**Stated goal**
Return all lines below containing the word "text".

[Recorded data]
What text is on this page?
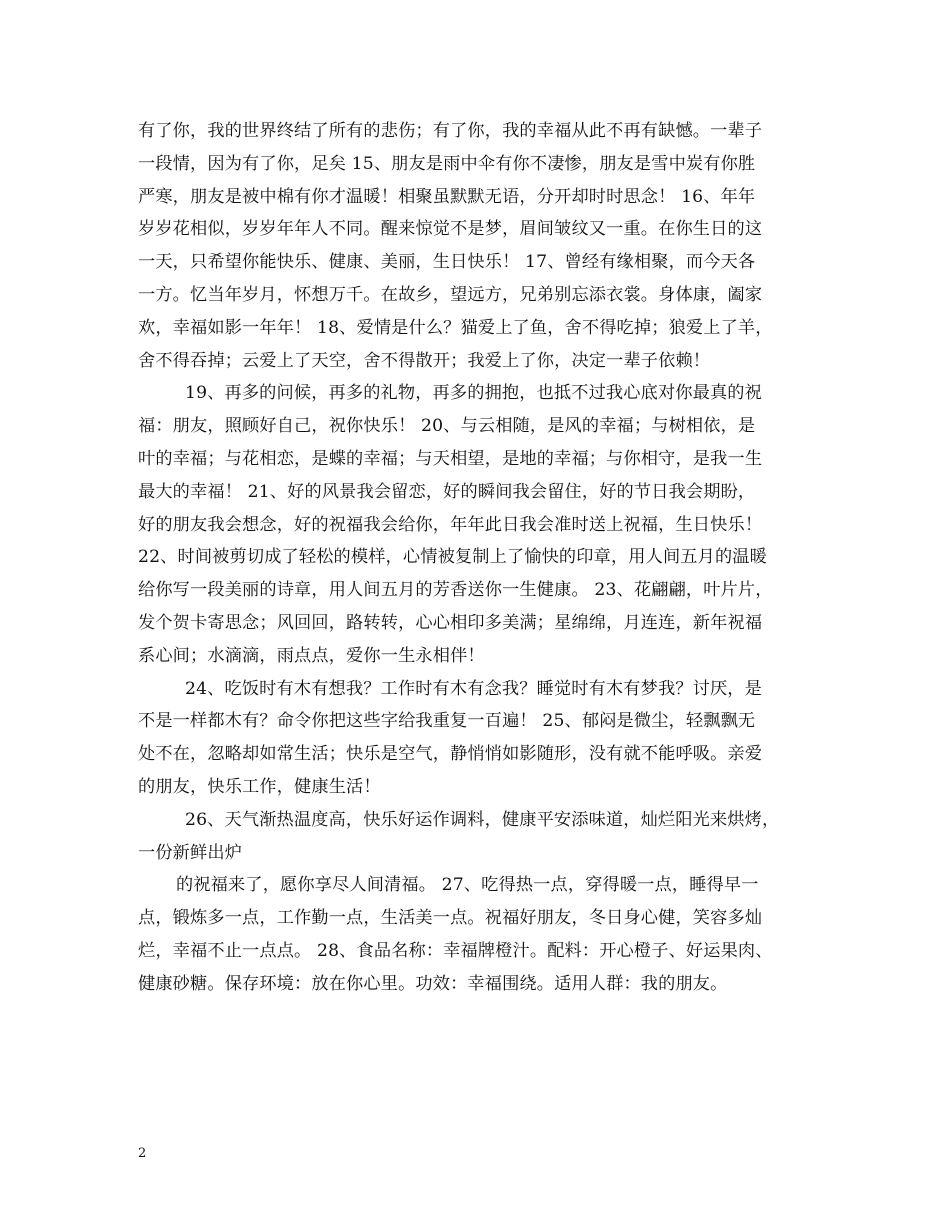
有了你，我的世界终结了所有的悲伤；有了你，我的幸福从此不再有缺憾。一辈子
一段情，因为有了你，足矣 15、朋友是雨中伞有你不凄惨，朋友是雪中炭有你胜
严寒，朋友是被中棉有你才温暖！相聚虽默默无语，分开却时时思念！ 16、年年
岁岁花相似，岁岁年年人不同。醒来惊觉不是梦，眉间皱纹又一重。在你生日的这
一天，只希望你能快乐、健康、美丽，生日快乐！ 17、曾经有缘相聚，而今天各
一方。忆当年岁月，怀想万千。在故乡，望远方，兄弟别忘添衣裳。身体康，阖家
欢，幸福如影一年年！ 18、爱情是什么？猫爱上了鱼，舍不得吃掉；狼爱上了羊，
舍不得吞掉；云爱上了天空，舍不得散开；我爱上了你，决定一辈子依赖！
19、再多的问候，再多的礼物，再多的拥抱，也抵不过我心底对你最真的祝
福：朋友，照顾好自己，祝你快乐！ 20、与云相随，是风的幸福；与树相依，是
叶的幸福；与花相恋，是蝶的幸福；与天相望，是地的幸福；与你相守，是我一生
最大的幸福！ 21、好的风景我会留恋，好的瞬间我会留住，好的节日我会期盼，
好的朋友我会想念，好的祝福我会给你，年年此日我会准时送上祝福，生日快乐！
22、时间被剪切成了轻松的模样，心情被复制上了愉快的印章，用人间五月的温暖
给你写一段美丽的诗章，用人间五月的芳香送你一生健康。 23、花翩翩，叶片片，
发个贺卡寄思念；风回回，路转转，心心相印多美满；星绵绵，月连连，新年祝福
系心间；水滴滴，雨点点，爱你一生永相伴！
24、吃饭时有木有想我？工作时有木有念我？睡觉时有木有梦我？讨厌，是
不是一样都木有？命令你把这些字给我重复一百遍！ 25、郁闷是微尘，轻飘飘无
处不在，忽略却如常生活；快乐是空气，静悄悄如影随形，没有就不能呼吸。亲爱
的朋友，快乐工作，健康生活！
26、天气渐热温度高，快乐好运作调料，健康平安添味道，灿烂阳光来烘烤，
一份新鲜出炉
的祝福来了，愿你享尽人间清福。 27、吃得热一点，穿得暖一点，睡得早一
点，锻炼多一点，工作勤一点，生活美一点。祝福好朋友，冬日身心健，笑容多灿
烂，幸福不止一点点。 28、食品名称：幸福牌橙汁。配料：开心橙子、好运果肉、
健康砂糖。保存环境：放在你心里。功效：幸福围绕。适用人群：我的朋友。
2
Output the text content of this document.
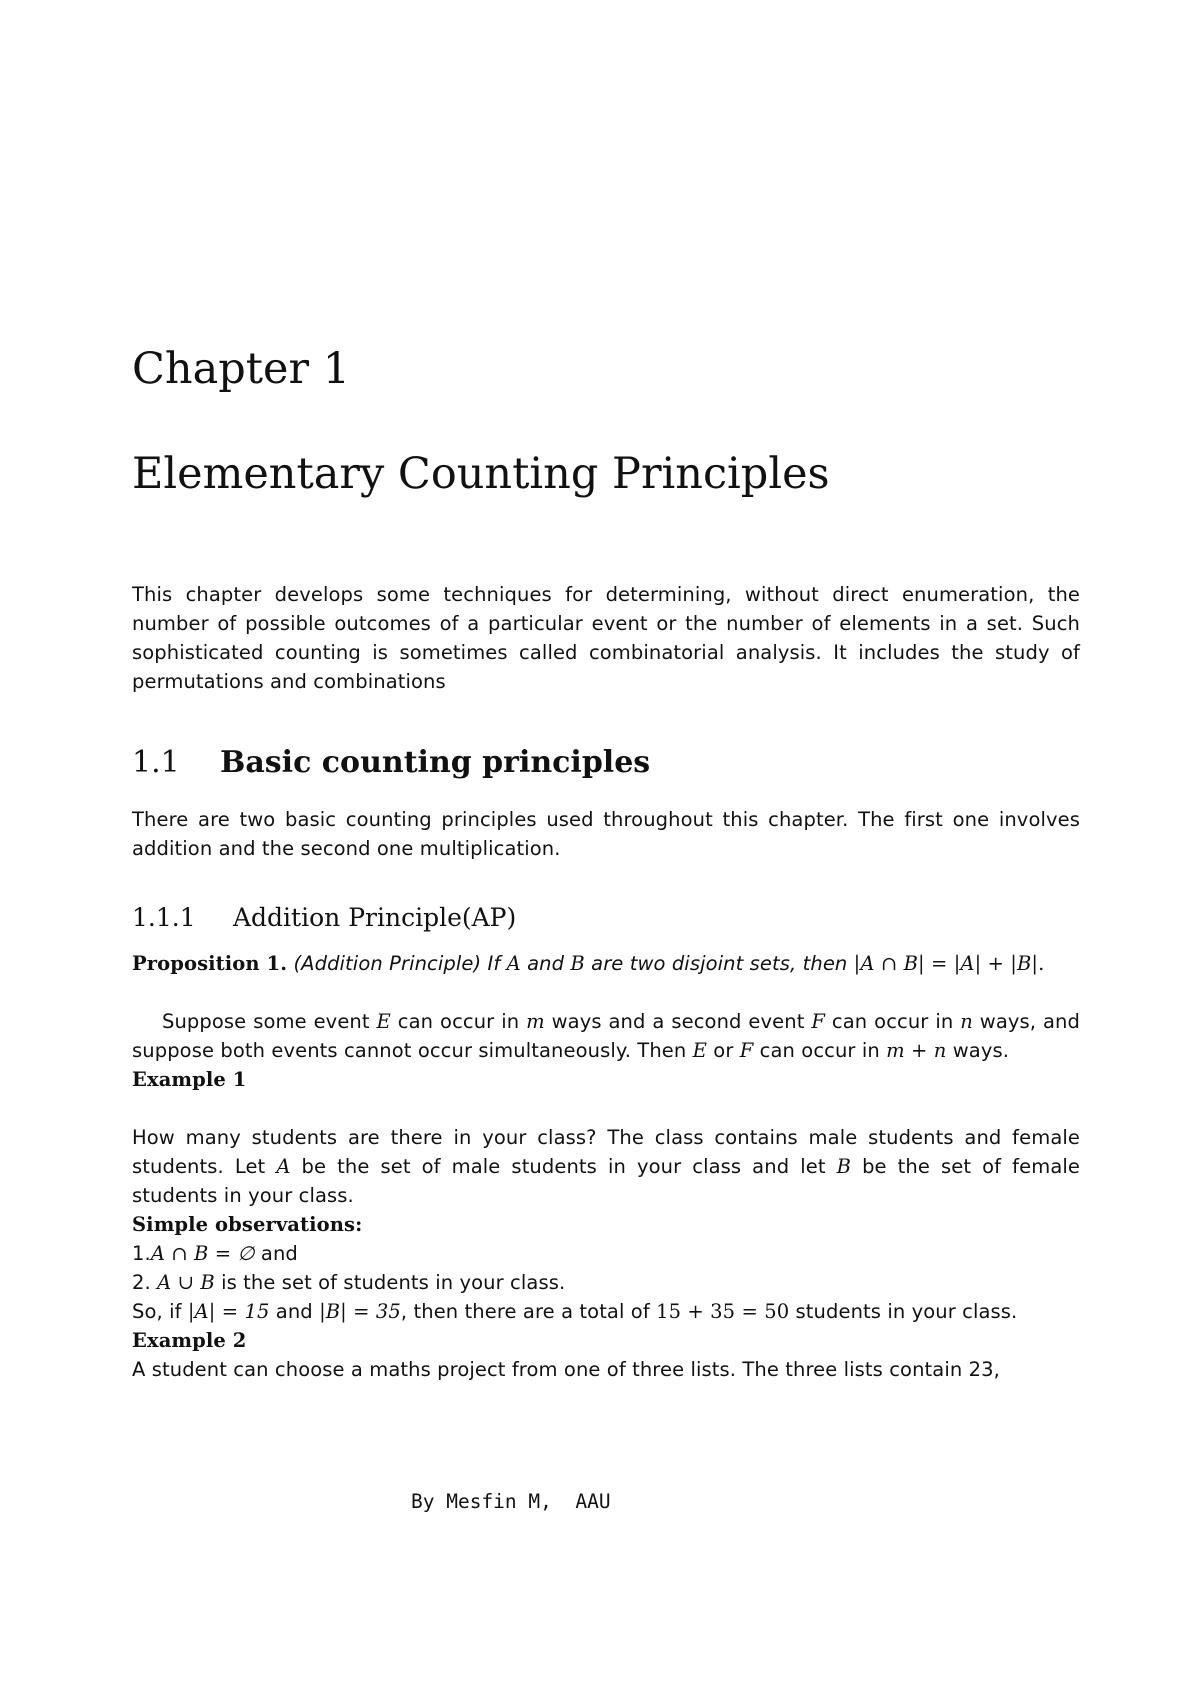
Chapter 1
Elementary Counting Principles
This chapter develops some techniques for determining, without direct enumeration, the number of possible outcomes of a particular event or the number of elements in a set. Such sophisticated counting is sometimes called combinatorial analysis. It includes the study of permutations and combinations
1.1 Basic counting principles
There are two basic counting principles used throughout this chapter. The first one involves addition and the second one multiplication.
1.1.1 Addition Principle(AP)
Proposition 1. (Addition Principle) If A and B are two disjoint sets, then |A ∩ B| = |A| + |B|.
Suppose some event E can occur in m ways and a second event F can occur in n ways, and suppose both events cannot occur simultaneously. Then E or F can occur in m + n ways.
Example 1
How many students are there in your class? The class contains male students and female students. Let A be the set of male students in your class and let B be the set of female students in your class.
Simple observations:
1.A ∩ B = ∅ and
2. A ∪ B is the set of students in your class.
So, if |A| = 15 and |B| = 35, then there are a total of 15 + 35 = 50 students in your class.
Example 2
A student can choose a maths project from one of three lists. The three lists contain 23,
By Mesfin M,  AAU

**Full response**
What text is on this page?
Output the text content of this document.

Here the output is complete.